Input data>

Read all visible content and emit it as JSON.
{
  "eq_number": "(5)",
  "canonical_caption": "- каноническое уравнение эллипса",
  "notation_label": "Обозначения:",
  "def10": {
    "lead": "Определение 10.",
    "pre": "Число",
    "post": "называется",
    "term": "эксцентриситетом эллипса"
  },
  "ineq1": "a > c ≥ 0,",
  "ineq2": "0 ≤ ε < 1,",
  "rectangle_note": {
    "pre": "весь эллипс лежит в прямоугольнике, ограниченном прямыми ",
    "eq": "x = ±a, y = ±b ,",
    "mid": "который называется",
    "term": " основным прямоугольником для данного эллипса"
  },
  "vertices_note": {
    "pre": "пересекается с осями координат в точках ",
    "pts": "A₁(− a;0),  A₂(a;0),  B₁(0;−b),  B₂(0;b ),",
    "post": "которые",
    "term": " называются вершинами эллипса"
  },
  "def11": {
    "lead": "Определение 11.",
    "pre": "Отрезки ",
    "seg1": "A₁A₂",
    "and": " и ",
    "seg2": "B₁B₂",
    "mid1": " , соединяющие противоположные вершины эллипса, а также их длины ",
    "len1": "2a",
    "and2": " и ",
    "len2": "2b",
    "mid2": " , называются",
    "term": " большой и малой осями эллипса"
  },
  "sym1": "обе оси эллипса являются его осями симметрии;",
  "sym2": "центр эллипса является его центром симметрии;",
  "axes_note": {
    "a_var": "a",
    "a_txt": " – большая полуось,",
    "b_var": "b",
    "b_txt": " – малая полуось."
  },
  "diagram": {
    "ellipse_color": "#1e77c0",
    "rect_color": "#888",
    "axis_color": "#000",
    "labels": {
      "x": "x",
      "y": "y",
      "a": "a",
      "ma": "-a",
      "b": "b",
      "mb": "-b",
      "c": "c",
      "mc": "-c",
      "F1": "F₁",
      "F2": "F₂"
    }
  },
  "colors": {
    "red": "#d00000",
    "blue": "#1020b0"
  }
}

Work to complete> Pull out all lines of the data with the string "Определение".

Answer for the task>
    "lead": "Определение 10.",
    "lead": "Определение 11.",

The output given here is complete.